DIRECTIVE | Render every line of the data below as a JSON array of strings, one string per line, with blank lines skipped and the pictures left out.

RECORDS FOR PROCESSING |
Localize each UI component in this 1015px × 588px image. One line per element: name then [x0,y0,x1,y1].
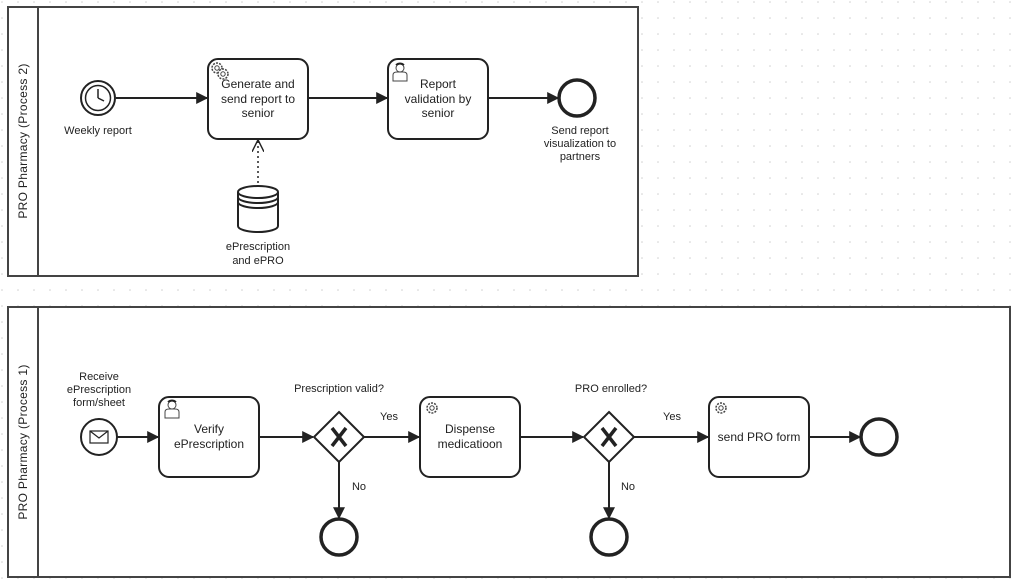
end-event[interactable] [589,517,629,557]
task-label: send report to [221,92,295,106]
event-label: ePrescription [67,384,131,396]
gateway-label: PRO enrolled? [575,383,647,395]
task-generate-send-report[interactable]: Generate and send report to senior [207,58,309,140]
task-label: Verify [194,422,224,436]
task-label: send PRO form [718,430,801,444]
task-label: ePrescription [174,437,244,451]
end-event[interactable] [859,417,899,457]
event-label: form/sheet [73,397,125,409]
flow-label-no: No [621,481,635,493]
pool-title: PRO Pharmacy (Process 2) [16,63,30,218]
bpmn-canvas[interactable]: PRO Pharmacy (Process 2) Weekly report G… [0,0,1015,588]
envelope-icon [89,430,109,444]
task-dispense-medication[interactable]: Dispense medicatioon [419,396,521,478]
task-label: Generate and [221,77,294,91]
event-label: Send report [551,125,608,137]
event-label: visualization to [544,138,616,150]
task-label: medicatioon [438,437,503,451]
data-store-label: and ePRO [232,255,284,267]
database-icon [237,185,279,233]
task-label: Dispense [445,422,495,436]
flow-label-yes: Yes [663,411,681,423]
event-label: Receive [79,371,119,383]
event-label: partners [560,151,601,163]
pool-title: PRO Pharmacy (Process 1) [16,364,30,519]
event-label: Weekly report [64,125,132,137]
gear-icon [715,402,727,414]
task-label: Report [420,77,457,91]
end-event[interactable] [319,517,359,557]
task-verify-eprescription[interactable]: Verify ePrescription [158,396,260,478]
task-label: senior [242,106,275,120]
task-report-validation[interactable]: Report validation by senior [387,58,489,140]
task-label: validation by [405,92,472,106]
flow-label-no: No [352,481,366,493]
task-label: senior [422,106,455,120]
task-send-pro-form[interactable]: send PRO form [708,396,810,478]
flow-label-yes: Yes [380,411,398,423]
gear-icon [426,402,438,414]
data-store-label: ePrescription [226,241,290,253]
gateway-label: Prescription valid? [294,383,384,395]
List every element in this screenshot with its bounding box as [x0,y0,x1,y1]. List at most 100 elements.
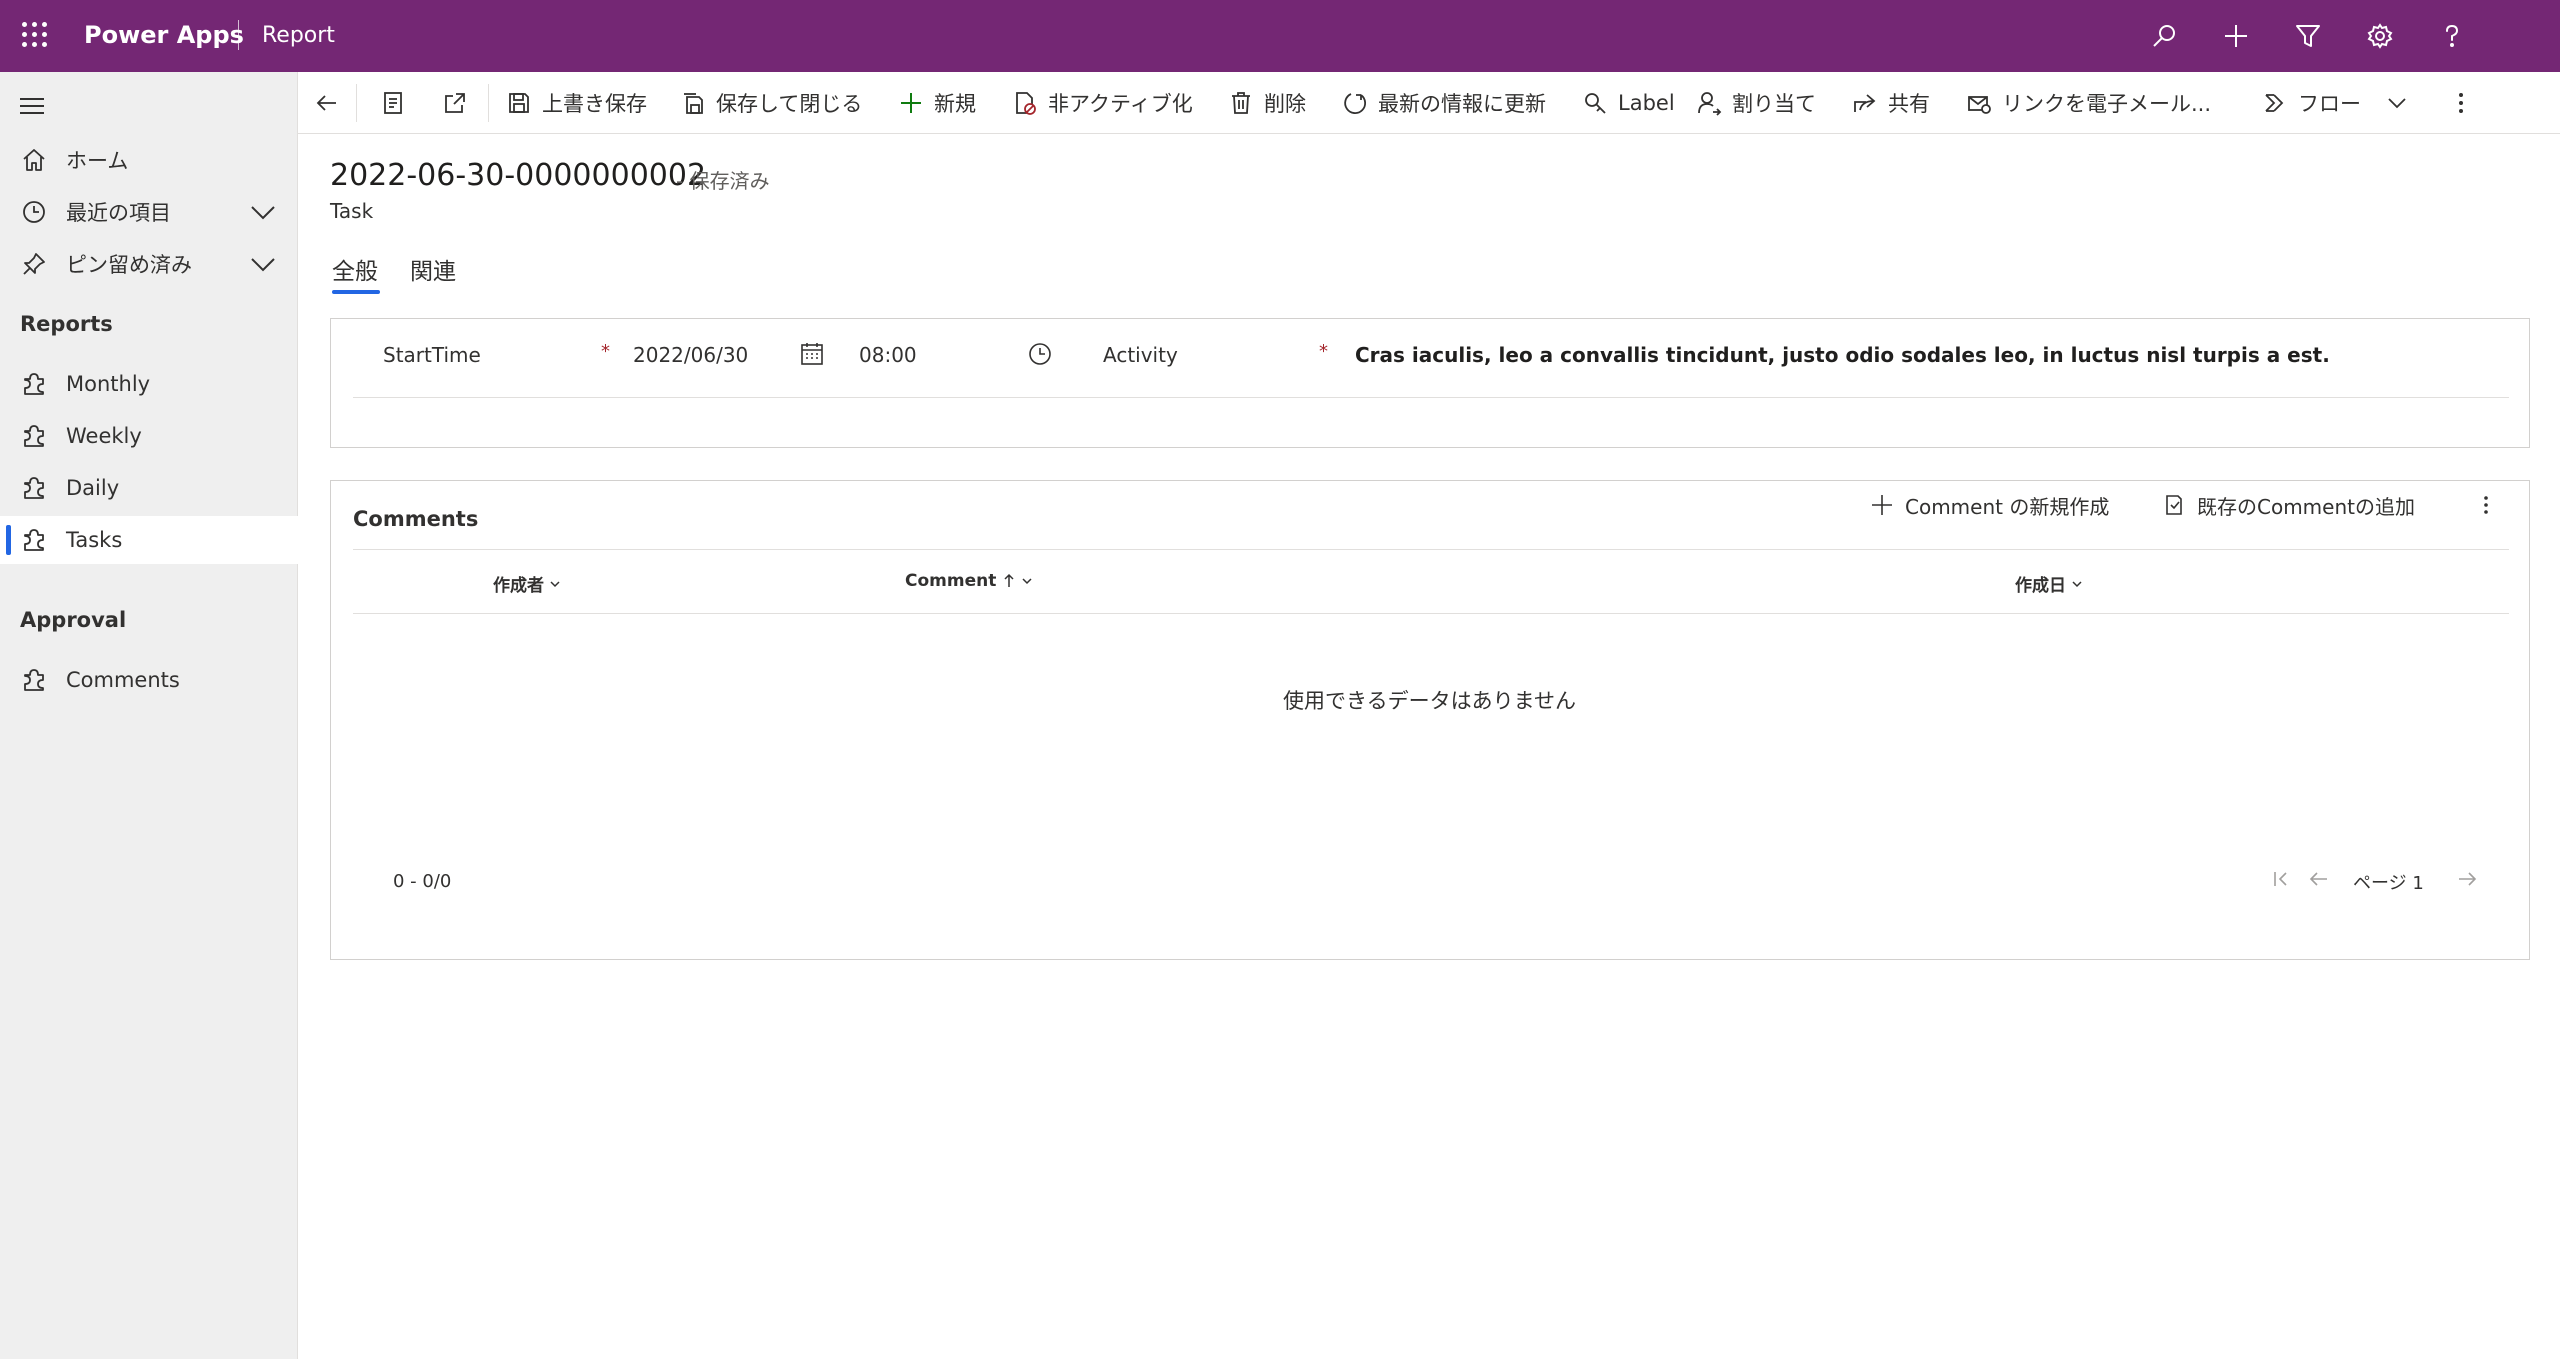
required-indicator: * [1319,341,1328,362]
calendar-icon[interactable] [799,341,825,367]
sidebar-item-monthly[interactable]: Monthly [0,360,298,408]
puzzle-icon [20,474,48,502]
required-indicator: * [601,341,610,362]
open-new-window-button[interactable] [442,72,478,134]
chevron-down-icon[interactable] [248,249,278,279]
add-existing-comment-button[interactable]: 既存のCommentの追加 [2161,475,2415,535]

RESULT OF THIS TASK |
[
  "Localize each UI component in this 1015px × 588px image. One line per element: name then [x0,y0,x1,y1].",
  "end-event[interactable] [589,517,629,557]",
  "task-label: send report to [221,92,295,106]",
  "event-label: ePrescription [67,384,131,396]",
  "gateway-label: PRO enrolled? [575,383,647,395]",
  "task-generate-send-report[interactable]: Generate and send report to senior [207,58,309,140]",
  "task-label: Verify [194,422,224,436]",
  "task-label: send PRO form [718,430,801,444]",
  "task-label: ePrescription [174,437,244,451]",
  "end-event[interactable] [859,417,899,457]",
  "event-label: form/sheet [73,397,125,409]",
  "flow-label-no: No [621,481,635,493]",
  "pool-title: PRO Pharmacy (Process 2) [16,63,30,218]",
  "bpmn-canvas[interactable]: PRO Pharmacy (Process 2) Weekly report G… [0,0,1015,588]",
  "envelope-icon [89,430,109,444]",
  "task-dispense-medication[interactable]: Dispense medicatioon [419,396,521,478]",
  "task-label: Generate and [221,77,294,91]",
  "event-label: Send report [551,125,608,137]",
  "event-label: visualization to [544,138,616,150]",
  "task-label: medicatioon [438,437,503,451]",
  "data-store-label: and ePRO [232,255,284,267]",
  "database-icon [237,185,279,233]",
  "task-label: Dispense [445,422,495,436]",
  "flow-label-yes: Yes [663,411,681,423]",
  "event-label: Receive [79,371,119,383]",
  "event-label: partners [560,151,601,163]",
  "pool-title: PRO Pharmacy (Process 1) [16,364,30,519]",
  "event-label: Weekly report [64,125,132,137]",
  "gear-icon [715,402,727,414]",
  "task-label: Report [420,77,457,91]",
  "end-event[interactable] [319,517,359,557]",
  "task-verify-eprescription[interactable]: Verify ePrescription [158,396,260,478]",
  "task-label: senior [242,106,275,120]",
  "task-report-validation[interactable]: Report validation by senior [387,58,489,140]",
  "task-label: validation by [405,92,472,106]",
  "flow-label-no: No [352,481,366,493]",
  "task-label: senior [422,106,455,120]",
  "task-send-pro-form[interactable]: send PRO form [708,396,810,478]",
  "flow-label-yes: Yes [380,411,398,423]",
  "gear-icon [426,402,438,414]",
  "data-store-label: ePrescription [226,241,290,253]",
  "gateway-label: Prescription valid? [294,383,384,395]",
  "List every element in this screenshot with its bounding box as [x0,y0,x1,y1]. List at most 100 elements.",
  "required-indicator: * [1319,341,1328,362]",
  "calendar-icon[interactable] [799,341,825,367]",
  "sidebar-item-monthly[interactable]: Monthly [0,360,298,408]",
  "puzzle-icon [20,474,48,502]",
  "required-indicator: * [601,341,610,362]",
  "open-new-window-button[interactable] [442,72,478,134]",
  "chevron-down-icon[interactable] [248,249,278,279]",
  "add-existing-comment-button[interactable]: 既存のCommentの追加 [2161,475,2415,535]"
]